(Dataset items)

....

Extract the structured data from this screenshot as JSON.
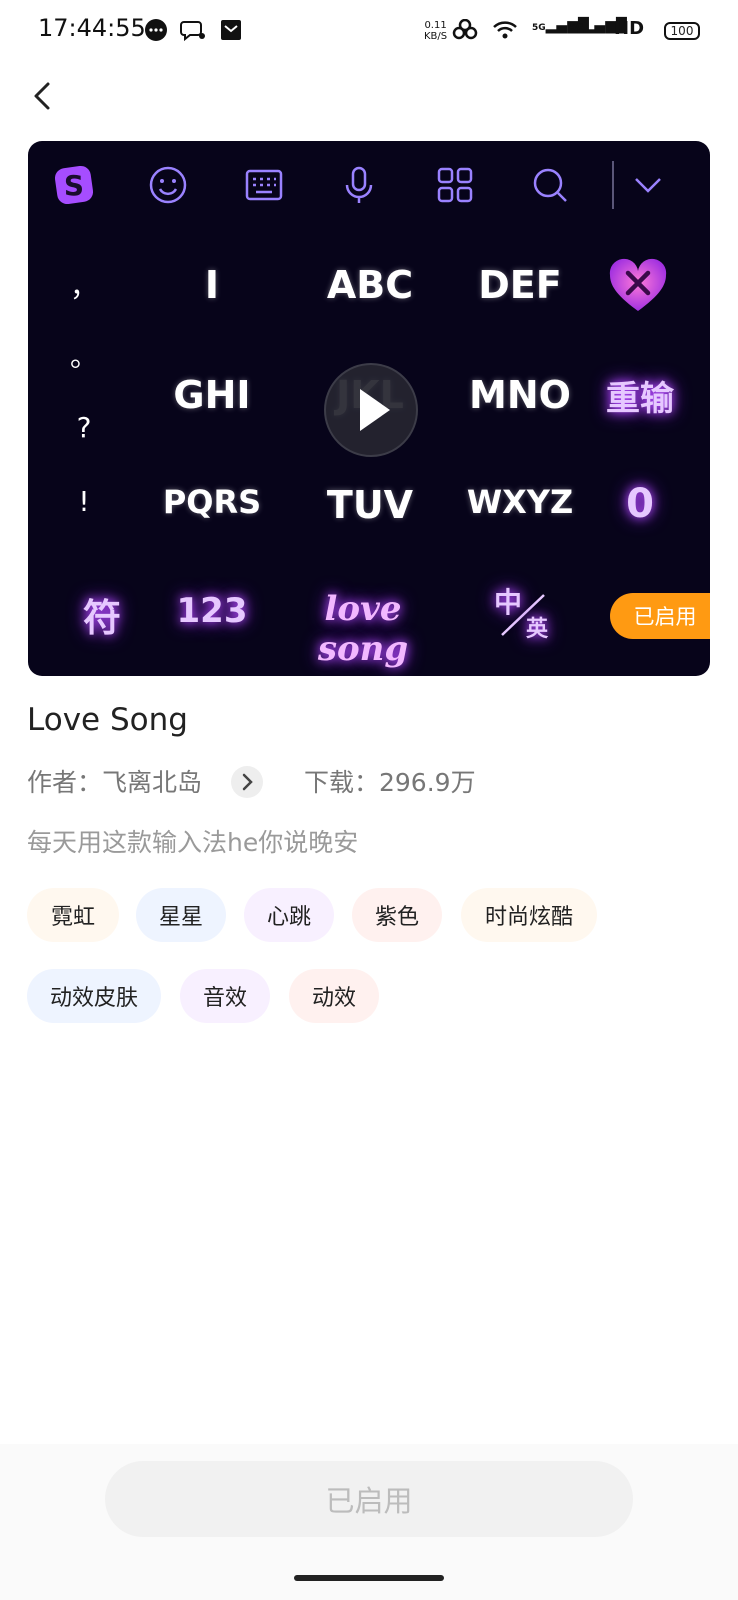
{
  "status_bar": {
    "time": "17:44:55",
    "net_speed": "0.11",
    "net_unit": "KB/S",
    "signal1": "5G",
    "signal2": "5G",
    "hd": "HD",
    "battery": "100"
  },
  "preview": {
    "row1": [
      "I",
      "ABC",
      "DEF"
    ],
    "row2": [
      "GHI",
      "JKL",
      "MNO"
    ],
    "row3": [
      "PQRS",
      "TUV",
      "WXYZ"
    ],
    "punct": [
      "，",
      "。",
      "?",
      "!"
    ],
    "reinput": "重输",
    "zero": "0",
    "symbol": "符",
    "num_key": "123",
    "space": "love song",
    "lang_zh": "中",
    "lang_en": "英",
    "enabled_badge": "已启用"
  },
  "skin": {
    "title": "Love Song",
    "author_label": "作者：飞离北岛",
    "downloads_label": "下载：296.9万",
    "description": "每天用这款输入法he你说晚安"
  },
  "tags": [
    {
      "label": "霓虹",
      "bg": "#fff8ef"
    },
    {
      "label": "星星",
      "bg": "#eef4ff"
    },
    {
      "label": "心跳",
      "bg": "#f8f0ff"
    },
    {
      "label": "紫色",
      "bg": "#fff1ef"
    },
    {
      "label": "时尚炫酷",
      "bg": "#fff8ef"
    },
    {
      "label": "动效皮肤",
      "bg": "#eef4ff"
    },
    {
      "label": "音效",
      "bg": "#f8f0ff"
    },
    {
      "label": "动效",
      "bg": "#fff1ef"
    }
  ],
  "action": {
    "button_label": "已启用"
  },
  "colors": {
    "accent_orange": "#ff9a12",
    "glow_purple": "#b84dff"
  }
}
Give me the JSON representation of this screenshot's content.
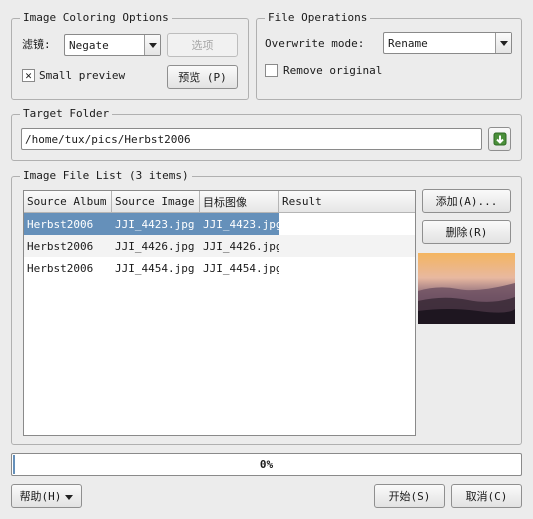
{
  "image_coloring": {
    "title": "Image Coloring Options",
    "filter_label": "滤镜:",
    "filter_value": "Negate",
    "options_button": "选项",
    "small_preview_label": "Small preview",
    "small_preview_checked": true,
    "preview_button": "预览 (P)"
  },
  "file_operations": {
    "title": "File Operations",
    "overwrite_label": "Overwrite mode:",
    "overwrite_value": "Rename",
    "remove_original_label": "Remove original",
    "remove_original_checked": false
  },
  "target_folder": {
    "title": "Target Folder",
    "path": "/home/tux/pics/Herbst2006"
  },
  "file_list": {
    "title": "Image File List (3 items)",
    "columns": [
      "Source Album",
      "Source Image",
      "目标图像",
      "Result"
    ],
    "rows": [
      [
        "Herbst2006",
        "JJI_4423.jpg",
        "JJI_4423.jpg",
        ""
      ],
      [
        "Herbst2006",
        "JJI_4426.jpg",
        "JJI_4426.jpg",
        ""
      ],
      [
        "Herbst2006",
        "JJI_4454.jpg",
        "JJI_4454.jpg",
        ""
      ]
    ],
    "selected_row": 0,
    "add_button": "添加(A)...",
    "remove_button": "删除(R)"
  },
  "progress": {
    "value": 0,
    "text": "0%"
  },
  "footer": {
    "help_button": "帮助(H)",
    "start_button": "开始(S)",
    "cancel_button": "取消(C)"
  },
  "colors": {
    "selection": "#6590ba",
    "background": "#ececec"
  }
}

....

Written problem —
Identify and extract each line of the listing that contains "title".

Correct answer —
    "title": "Love Song",
    "title": "Image Coloring Options",
    "title": "File Operations",
    "title": "Target Folder",
    "title": "Image File List (3 items)",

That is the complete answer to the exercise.